======== RECORDS TO PROCESS
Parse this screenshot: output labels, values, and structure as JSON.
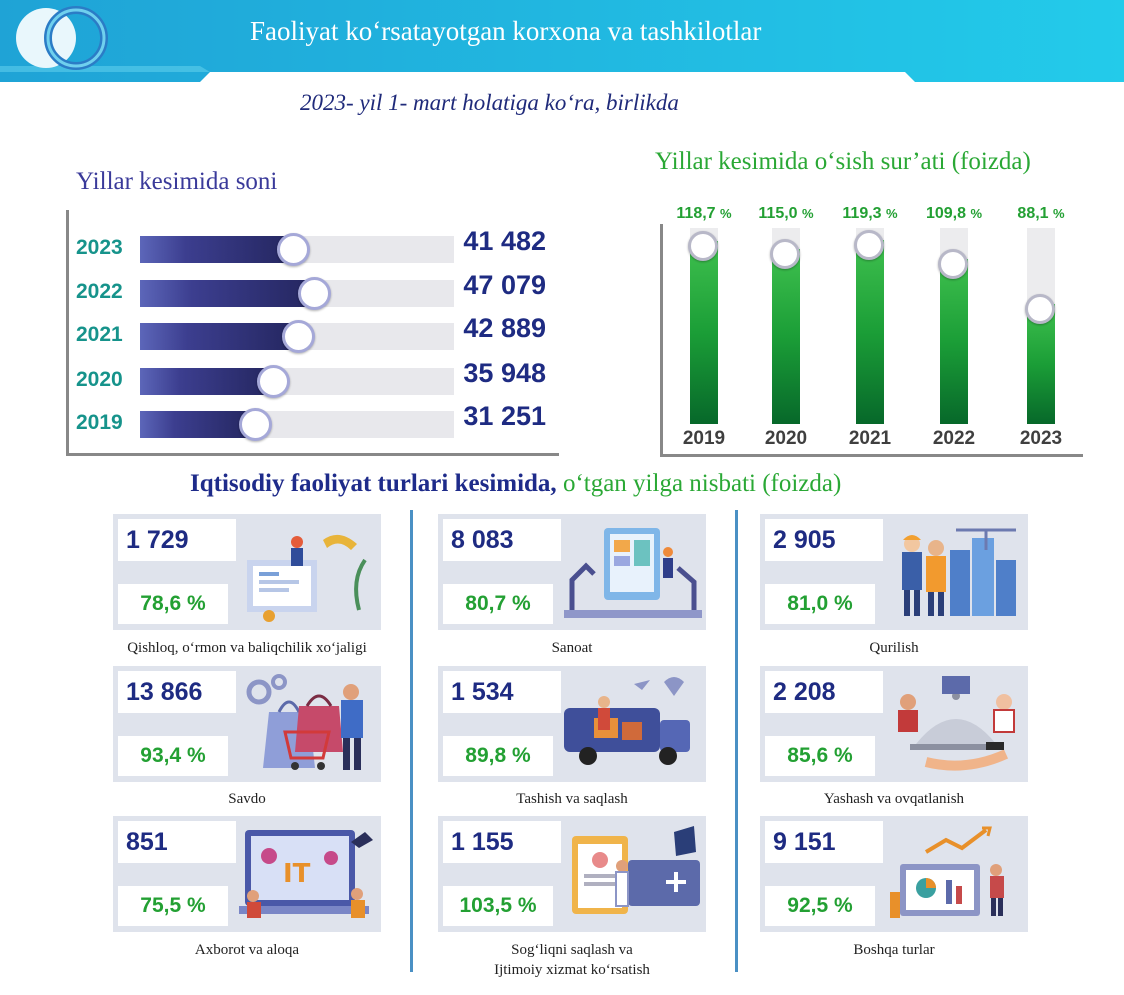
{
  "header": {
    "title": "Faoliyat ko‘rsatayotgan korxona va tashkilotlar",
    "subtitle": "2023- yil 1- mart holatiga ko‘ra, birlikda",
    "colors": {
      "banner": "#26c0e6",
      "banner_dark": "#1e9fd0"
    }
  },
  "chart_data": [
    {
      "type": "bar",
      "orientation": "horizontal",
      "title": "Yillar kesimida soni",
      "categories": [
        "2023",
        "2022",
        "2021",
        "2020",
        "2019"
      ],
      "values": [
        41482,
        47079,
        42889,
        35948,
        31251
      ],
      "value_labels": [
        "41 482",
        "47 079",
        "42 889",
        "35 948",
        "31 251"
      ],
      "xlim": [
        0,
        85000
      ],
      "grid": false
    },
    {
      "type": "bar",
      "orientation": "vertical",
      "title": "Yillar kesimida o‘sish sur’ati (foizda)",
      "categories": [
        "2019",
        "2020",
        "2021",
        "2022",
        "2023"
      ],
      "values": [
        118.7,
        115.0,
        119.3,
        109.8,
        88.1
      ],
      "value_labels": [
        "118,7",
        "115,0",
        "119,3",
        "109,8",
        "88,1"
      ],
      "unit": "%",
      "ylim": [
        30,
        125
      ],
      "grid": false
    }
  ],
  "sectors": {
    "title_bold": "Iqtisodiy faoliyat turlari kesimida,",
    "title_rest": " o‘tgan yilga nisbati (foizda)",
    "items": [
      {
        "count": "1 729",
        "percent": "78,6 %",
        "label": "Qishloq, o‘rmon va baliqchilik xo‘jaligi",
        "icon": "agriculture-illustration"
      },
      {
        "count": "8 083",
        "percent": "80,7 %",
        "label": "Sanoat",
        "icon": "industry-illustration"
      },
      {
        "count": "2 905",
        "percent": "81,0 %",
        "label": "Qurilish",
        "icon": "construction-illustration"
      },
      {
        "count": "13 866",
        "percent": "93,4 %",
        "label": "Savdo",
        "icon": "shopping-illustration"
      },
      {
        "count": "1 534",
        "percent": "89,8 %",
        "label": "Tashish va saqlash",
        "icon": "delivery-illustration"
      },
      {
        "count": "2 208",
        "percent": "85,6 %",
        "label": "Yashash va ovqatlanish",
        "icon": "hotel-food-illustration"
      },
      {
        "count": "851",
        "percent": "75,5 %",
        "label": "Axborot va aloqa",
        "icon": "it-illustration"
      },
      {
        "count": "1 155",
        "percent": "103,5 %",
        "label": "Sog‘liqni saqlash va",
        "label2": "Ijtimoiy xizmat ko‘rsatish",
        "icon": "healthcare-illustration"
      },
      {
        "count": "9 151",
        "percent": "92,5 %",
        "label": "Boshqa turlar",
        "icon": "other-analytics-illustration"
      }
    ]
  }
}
================
- GOAL: Each record above must be returned exactly as written, with its pictures omitted.

- ANSWER TO THE TASK:
Parse this screenshot: output labels, values, and structure as JSON.
{
  "header": {
    "title": "Faoliyat ko‘rsatayotgan korxona va tashkilotlar",
    "subtitle": "2023- yil 1- mart holatiga ko‘ra, birlikda",
    "colors": {
      "banner": "#26c0e6",
      "banner_dark": "#1e9fd0"
    }
  },
  "chart_data": [
    {
      "type": "bar",
      "orientation": "horizontal",
      "title": "Yillar kesimida soni",
      "categories": [
        "2023",
        "2022",
        "2021",
        "2020",
        "2019"
      ],
      "values": [
        41482,
        47079,
        42889,
        35948,
        31251
      ],
      "value_labels": [
        "41 482",
        "47 079",
        "42 889",
        "35 948",
        "31 251"
      ],
      "xlim": [
        0,
        85000
      ],
      "grid": false
    },
    {
      "type": "bar",
      "orientation": "vertical",
      "title": "Yillar kesimida o‘sish sur’ati (foizda)",
      "categories": [
        "2019",
        "2020",
        "2021",
        "2022",
        "2023"
      ],
      "values": [
        118.7,
        115.0,
        119.3,
        109.8,
        88.1
      ],
      "value_labels": [
        "118,7",
        "115,0",
        "119,3",
        "109,8",
        "88,1"
      ],
      "unit": "%",
      "ylim": [
        30,
        125
      ],
      "grid": false
    }
  ],
  "sectors": {
    "title_bold": "Iqtisodiy faoliyat turlari kesimida,",
    "title_rest": " o‘tgan yilga nisbati (foizda)",
    "items": [
      {
        "count": "1 729",
        "percent": "78,6 %",
        "label": "Qishloq, o‘rmon va baliqchilik xo‘jaligi",
        "icon": "agriculture-illustration"
      },
      {
        "count": "8 083",
        "percent": "80,7 %",
        "label": "Sanoat",
        "icon": "industry-illustration"
      },
      {
        "count": "2 905",
        "percent": "81,0 %",
        "label": "Qurilish",
        "icon": "construction-illustration"
      },
      {
        "count": "13 866",
        "percent": "93,4 %",
        "label": "Savdo",
        "icon": "shopping-illustration"
      },
      {
        "count": "1 534",
        "percent": "89,8 %",
        "label": "Tashish va saqlash",
        "icon": "delivery-illustration"
      },
      {
        "count": "2 208",
        "percent": "85,6 %",
        "label": "Yashash va ovqatlanish",
        "icon": "hotel-food-illustration"
      },
      {
        "count": "851",
        "percent": "75,5 %",
        "label": "Axborot va aloqa",
        "icon": "it-illustration"
      },
      {
        "count": "1 155",
        "percent": "103,5 %",
        "label": "Sog‘liqni saqlash va",
        "label2": "Ijtimoiy xizmat ko‘rsatish",
        "icon": "healthcare-illustration"
      },
      {
        "count": "9 151",
        "percent": "92,5 %",
        "label": "Boshqa turlar",
        "icon": "other-analytics-illustration"
      }
    ]
  }
}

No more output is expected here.